**YOUR OBJECTIVE**.
Copy everything from the start of the entries down to the line containing "svg-text:PDF: PDF bbox=[33, 66, 48, 74]", replacing "file-date" with "modified-date" and leaving the rest unchanged.
— Begin DATA PROVIDED —
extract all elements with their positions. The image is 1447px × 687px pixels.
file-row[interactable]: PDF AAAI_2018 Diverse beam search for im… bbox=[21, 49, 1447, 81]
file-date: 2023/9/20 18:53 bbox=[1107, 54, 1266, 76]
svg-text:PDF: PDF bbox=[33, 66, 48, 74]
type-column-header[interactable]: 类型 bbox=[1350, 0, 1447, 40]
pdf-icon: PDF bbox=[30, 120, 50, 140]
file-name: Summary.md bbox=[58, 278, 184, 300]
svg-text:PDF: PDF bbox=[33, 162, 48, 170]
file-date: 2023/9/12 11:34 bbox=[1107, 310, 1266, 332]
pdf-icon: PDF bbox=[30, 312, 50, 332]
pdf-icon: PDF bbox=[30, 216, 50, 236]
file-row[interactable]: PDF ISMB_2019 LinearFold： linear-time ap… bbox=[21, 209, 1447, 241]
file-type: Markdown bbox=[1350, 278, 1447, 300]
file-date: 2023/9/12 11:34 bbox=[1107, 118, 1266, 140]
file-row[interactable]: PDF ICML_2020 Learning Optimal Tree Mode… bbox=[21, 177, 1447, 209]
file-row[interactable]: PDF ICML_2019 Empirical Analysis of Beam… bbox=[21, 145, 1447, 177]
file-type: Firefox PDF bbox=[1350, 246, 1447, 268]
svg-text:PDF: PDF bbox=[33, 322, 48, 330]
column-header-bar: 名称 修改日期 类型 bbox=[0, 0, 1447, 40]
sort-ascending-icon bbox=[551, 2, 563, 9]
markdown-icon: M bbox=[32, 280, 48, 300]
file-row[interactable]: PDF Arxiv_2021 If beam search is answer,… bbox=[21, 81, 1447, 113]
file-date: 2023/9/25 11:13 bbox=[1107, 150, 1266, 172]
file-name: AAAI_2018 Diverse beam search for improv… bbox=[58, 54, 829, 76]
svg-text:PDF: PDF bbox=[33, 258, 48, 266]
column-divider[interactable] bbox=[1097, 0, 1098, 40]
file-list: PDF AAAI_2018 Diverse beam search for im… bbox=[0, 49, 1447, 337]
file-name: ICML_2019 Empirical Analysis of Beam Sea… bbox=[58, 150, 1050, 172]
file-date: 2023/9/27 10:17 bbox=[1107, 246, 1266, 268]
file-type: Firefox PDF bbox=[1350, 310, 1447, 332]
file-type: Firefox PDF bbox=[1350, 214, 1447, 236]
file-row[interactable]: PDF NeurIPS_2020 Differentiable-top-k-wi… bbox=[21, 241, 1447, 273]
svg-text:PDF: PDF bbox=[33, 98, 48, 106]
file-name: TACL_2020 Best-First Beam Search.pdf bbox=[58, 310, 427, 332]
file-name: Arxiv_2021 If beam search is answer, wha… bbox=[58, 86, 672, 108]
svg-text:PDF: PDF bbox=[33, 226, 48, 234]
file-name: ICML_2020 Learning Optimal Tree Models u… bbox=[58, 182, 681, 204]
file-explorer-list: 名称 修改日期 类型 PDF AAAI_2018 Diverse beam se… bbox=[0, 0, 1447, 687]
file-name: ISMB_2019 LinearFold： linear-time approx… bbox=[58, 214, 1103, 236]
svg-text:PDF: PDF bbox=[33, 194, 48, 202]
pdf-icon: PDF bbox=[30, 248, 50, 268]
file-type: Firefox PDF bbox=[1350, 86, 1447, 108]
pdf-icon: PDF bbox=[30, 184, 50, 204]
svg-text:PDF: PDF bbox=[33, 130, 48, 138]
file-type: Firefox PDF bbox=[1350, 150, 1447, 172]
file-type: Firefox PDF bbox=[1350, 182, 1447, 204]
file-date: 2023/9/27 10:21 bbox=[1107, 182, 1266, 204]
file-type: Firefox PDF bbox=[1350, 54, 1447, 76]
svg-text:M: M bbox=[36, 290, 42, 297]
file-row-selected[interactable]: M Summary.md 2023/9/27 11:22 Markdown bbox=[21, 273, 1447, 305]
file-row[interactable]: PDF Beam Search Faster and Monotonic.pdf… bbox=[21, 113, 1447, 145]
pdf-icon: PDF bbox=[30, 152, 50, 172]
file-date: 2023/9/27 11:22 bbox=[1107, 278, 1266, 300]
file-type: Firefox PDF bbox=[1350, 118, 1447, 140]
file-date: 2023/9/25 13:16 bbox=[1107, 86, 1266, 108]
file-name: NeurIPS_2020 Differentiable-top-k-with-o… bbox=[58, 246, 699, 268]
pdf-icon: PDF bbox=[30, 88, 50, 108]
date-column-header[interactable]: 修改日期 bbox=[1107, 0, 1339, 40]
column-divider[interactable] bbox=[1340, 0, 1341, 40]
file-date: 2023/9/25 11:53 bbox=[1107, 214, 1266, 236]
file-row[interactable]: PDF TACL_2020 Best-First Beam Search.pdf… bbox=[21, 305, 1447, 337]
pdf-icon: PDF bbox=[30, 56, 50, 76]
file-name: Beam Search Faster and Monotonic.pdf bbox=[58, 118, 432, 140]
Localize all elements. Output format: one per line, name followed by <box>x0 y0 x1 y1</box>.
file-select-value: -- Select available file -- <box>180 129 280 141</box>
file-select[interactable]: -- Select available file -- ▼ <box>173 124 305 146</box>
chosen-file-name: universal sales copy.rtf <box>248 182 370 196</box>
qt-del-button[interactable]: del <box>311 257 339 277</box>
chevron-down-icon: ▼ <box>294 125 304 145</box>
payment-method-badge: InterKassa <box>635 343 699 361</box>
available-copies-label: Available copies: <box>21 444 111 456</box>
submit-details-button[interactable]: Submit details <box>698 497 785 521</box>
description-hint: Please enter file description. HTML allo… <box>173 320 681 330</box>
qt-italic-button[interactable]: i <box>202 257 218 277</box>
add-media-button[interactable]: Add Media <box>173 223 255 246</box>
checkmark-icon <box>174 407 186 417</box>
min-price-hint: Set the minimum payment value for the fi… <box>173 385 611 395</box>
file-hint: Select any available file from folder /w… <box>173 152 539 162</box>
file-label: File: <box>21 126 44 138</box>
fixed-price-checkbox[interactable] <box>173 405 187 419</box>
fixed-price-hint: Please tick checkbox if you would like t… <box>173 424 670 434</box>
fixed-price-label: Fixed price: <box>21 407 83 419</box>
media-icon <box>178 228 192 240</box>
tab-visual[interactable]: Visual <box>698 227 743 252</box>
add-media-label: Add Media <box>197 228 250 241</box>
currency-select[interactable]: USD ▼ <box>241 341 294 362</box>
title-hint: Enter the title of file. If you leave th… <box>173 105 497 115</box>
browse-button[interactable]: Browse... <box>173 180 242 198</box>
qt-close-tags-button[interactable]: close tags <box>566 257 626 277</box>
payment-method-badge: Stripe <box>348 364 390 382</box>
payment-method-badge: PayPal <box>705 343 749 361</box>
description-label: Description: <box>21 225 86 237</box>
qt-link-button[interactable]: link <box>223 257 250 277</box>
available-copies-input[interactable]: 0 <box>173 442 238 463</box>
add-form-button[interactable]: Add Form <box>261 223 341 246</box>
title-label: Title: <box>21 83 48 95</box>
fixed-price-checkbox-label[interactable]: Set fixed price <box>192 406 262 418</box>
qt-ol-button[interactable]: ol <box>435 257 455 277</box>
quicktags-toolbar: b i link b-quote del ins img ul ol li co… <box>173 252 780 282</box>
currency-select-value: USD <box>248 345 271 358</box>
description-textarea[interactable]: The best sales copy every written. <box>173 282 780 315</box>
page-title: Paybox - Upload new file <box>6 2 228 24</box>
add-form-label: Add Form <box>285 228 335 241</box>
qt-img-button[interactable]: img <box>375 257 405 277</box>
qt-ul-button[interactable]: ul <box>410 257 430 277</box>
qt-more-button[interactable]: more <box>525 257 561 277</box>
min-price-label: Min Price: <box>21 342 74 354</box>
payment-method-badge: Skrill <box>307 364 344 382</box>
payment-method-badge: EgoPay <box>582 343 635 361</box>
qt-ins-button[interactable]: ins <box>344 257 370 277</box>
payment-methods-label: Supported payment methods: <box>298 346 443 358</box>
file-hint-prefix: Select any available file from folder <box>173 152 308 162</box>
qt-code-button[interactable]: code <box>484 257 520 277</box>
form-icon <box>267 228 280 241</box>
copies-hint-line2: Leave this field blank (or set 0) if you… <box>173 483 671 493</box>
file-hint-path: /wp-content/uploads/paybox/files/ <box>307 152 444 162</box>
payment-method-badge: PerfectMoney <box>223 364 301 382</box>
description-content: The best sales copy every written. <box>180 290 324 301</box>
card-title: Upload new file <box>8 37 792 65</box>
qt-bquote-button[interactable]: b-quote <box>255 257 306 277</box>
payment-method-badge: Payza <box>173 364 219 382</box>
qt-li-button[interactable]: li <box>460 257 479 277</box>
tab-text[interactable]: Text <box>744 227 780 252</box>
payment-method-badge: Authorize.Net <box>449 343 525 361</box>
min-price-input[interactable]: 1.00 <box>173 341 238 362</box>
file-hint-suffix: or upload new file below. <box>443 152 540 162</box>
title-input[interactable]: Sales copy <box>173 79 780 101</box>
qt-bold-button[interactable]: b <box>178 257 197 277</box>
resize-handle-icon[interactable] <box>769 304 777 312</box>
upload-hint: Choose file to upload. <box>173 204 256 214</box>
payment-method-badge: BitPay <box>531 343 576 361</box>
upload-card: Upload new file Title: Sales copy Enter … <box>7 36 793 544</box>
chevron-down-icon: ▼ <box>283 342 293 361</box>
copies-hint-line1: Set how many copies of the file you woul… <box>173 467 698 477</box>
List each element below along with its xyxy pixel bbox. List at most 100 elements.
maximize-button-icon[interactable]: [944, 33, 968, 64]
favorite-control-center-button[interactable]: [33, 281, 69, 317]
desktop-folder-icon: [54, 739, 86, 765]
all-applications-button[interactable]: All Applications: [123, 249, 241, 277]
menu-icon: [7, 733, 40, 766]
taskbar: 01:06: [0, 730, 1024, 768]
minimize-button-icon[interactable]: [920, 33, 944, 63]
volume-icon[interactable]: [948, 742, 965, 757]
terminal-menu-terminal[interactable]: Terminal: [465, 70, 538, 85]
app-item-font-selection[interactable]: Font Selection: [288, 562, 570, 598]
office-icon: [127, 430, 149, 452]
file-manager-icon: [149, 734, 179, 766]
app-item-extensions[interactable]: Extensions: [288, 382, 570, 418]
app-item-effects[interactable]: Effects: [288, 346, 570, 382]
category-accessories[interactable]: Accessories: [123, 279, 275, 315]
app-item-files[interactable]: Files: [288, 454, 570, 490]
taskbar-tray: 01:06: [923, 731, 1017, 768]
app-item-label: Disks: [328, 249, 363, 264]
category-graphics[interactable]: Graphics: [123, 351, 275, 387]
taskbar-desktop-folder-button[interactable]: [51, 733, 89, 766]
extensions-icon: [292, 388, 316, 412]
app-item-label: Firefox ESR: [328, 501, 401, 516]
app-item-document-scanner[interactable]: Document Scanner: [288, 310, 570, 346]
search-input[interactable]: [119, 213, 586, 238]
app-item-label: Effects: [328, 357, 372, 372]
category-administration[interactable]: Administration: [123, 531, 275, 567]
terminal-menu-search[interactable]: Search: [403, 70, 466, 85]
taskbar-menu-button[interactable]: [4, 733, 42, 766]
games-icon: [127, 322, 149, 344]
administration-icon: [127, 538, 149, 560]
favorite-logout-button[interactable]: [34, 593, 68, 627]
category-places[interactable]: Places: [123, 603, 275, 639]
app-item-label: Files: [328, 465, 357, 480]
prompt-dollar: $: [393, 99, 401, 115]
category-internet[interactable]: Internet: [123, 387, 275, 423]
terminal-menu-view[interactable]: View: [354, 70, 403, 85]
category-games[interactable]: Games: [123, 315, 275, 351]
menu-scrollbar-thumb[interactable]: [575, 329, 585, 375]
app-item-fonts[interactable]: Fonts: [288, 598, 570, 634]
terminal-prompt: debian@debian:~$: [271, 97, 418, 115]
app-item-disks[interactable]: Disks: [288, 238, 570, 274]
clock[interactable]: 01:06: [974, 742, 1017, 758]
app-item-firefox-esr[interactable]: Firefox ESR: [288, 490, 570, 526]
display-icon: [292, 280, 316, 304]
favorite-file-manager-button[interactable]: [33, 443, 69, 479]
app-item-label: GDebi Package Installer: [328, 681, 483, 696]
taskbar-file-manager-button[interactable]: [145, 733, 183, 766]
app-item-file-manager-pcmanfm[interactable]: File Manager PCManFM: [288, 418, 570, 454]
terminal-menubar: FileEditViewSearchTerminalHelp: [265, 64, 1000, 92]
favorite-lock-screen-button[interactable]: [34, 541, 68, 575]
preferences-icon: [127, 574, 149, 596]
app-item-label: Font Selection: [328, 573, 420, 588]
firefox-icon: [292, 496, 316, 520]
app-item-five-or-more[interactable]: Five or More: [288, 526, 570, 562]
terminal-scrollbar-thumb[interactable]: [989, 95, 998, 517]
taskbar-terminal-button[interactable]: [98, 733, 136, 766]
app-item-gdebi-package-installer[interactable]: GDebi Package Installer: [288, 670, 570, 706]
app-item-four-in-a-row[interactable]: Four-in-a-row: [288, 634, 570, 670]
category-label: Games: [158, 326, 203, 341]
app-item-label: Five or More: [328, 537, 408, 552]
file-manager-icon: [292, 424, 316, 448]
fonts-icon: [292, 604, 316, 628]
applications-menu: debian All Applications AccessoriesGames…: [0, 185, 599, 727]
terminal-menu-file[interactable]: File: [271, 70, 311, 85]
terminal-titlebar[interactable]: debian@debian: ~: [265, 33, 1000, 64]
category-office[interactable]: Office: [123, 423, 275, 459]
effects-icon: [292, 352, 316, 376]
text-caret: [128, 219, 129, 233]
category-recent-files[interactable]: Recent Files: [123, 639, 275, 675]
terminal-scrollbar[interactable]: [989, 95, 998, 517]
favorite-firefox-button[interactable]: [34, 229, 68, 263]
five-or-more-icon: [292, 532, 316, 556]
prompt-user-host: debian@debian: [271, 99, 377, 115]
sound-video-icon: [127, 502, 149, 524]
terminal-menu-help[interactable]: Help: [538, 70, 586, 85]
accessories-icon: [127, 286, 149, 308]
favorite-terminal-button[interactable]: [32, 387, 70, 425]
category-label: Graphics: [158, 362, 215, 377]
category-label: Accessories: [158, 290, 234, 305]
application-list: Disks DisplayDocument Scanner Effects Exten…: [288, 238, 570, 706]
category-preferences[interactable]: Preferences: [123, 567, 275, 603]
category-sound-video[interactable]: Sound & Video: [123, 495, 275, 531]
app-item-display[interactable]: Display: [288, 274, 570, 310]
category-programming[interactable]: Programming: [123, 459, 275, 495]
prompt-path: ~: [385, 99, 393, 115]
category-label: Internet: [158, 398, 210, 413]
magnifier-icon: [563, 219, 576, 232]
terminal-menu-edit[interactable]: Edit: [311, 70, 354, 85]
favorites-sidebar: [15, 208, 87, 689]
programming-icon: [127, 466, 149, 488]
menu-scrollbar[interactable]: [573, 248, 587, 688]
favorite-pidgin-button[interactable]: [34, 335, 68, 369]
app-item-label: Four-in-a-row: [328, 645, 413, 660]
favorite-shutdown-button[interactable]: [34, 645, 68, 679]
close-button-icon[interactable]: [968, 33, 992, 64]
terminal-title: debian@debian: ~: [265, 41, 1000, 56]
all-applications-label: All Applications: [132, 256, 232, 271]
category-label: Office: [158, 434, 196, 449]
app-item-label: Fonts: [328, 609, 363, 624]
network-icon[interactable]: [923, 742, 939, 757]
— End DATA PROVIDED —
**SOLVED PROBLEM**.
extract all elements with their positions. The image is 1447px × 687px pixels.
file-row[interactable]: PDF AAAI_2018 Diverse beam search for im… bbox=[21, 49, 1447, 81]
modified-date: 2023/9/20 18:53 bbox=[1107, 54, 1266, 76]
svg-text:PDF: PDF bbox=[33, 66, 48, 74]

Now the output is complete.